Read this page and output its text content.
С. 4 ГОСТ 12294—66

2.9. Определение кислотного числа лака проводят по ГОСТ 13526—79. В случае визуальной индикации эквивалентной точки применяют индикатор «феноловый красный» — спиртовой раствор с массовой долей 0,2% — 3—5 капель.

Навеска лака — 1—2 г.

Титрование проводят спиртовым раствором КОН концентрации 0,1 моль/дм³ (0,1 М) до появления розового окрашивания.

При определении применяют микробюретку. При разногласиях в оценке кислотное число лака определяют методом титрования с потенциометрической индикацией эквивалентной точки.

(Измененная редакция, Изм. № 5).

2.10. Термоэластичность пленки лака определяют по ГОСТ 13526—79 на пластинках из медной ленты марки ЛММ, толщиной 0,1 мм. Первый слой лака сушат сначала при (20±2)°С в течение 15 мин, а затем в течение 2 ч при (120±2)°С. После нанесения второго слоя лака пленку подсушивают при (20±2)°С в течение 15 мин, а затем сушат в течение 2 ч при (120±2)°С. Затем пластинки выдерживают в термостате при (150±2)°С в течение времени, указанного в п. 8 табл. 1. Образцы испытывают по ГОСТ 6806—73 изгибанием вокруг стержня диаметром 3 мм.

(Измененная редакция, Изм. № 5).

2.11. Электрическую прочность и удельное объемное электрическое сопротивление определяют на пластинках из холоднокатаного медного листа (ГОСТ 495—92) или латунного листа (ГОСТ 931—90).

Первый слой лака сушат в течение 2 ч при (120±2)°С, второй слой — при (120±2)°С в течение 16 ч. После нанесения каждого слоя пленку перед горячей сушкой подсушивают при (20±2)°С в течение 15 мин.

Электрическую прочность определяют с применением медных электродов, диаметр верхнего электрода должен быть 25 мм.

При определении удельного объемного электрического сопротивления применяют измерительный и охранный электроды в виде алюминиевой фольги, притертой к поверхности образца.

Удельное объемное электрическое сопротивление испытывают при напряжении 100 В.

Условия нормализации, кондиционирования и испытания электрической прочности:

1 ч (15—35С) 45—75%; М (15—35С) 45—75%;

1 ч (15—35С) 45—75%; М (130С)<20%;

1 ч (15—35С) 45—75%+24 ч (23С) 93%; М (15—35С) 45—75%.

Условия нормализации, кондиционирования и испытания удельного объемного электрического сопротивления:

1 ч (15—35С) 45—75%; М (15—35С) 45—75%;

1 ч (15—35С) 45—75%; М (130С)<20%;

Your instructions.
Repeat every line of the records above exactly.

The output.
Read this page and output its text content.
С. 4 ГОСТ 12294—66

2.9. Определение кислотного числа лака проводят по ГОСТ 13526—79. В случае визуальной индикации эквивалентной точки применяют индикатор «феноловый красный» — спиртовой раствор с массовой долей 0,2% — 3—5 капель.

Навеска лака — 1—2 г.

Титрование проводят спиртовым раствором КОН концентрации 0,1 моль/дм³ (0,1 М) до появления розового окрашивания.

При определении применяют микробюретку. При разногласиях в оценке кислотное число лака определяют методом титрования с потенциометрической индикацией эквивалентной точки.

(Измененная редакция, Изм. № 5).

2.10. Термоэластичность пленки лака определяют по ГОСТ 13526—79 на пластинках из медной ленты марки ЛММ, толщиной 0,1 мм. Первый слой лака сушат сначала при (20±2)°С в течение 15 мин, а затем в течение 2 ч при (120±2)°С. После нанесения второго слоя лака пленку подсушивают при (20±2)°С в течение 15 мин, а затем сушат в течение 2 ч при (120±2)°С. Затем пластинки выдерживают в термостате при (150±2)°С в течение времени, указанного в п. 8 табл. 1. Образцы испытывают по ГОСТ 6806—73 изгибанием вокруг стержня диаметром 3 мм.

(Измененная редакция, Изм. № 5).

2.11. Электрическую прочность и удельное объемное электрическое сопротивление определяют на пластинках из холоднокатаного медного листа (ГОСТ 495—92) или латунного листа (ГОСТ 931—90).

Первый слой лака сушат в течение 2 ч при (120±2)°С, второй слой — при (120±2)°С в течение 16 ч. После нанесения каждого слоя пленку перед горячей сушкой подсушивают при (20±2)°С в течение 15 мин.

Электрическую прочность определяют с применением медных электродов, диаметр верхнего электрода должен быть 25 мм.

При определении удельного объемного электрического сопротивления применяют измерительный и охранный электроды в виде алюминиевой фольги, притертой к поверхности образца.

Удельное объемное электрическое сопротивление испытывают при напряжении 100 В.

Условия нормализации, кондиционирования и испытания электрической прочности:

1 ч (15—35С) 45—75%; М (15—35С) 45—75%;

1 ч (15—35С) 45—75%; М (130С)<20%;

1 ч (15—35С) 45—75%+24 ч (23С) 93%; М (15—35С) 45—75%.

Условия нормализации, кондиционирования и испытания удельного объемного электрического сопротивления:

1 ч (15—35С) 45—75%; М (15—35С) 45—75%;

1 ч (15—35С) 45—75%; М (130С)<20%;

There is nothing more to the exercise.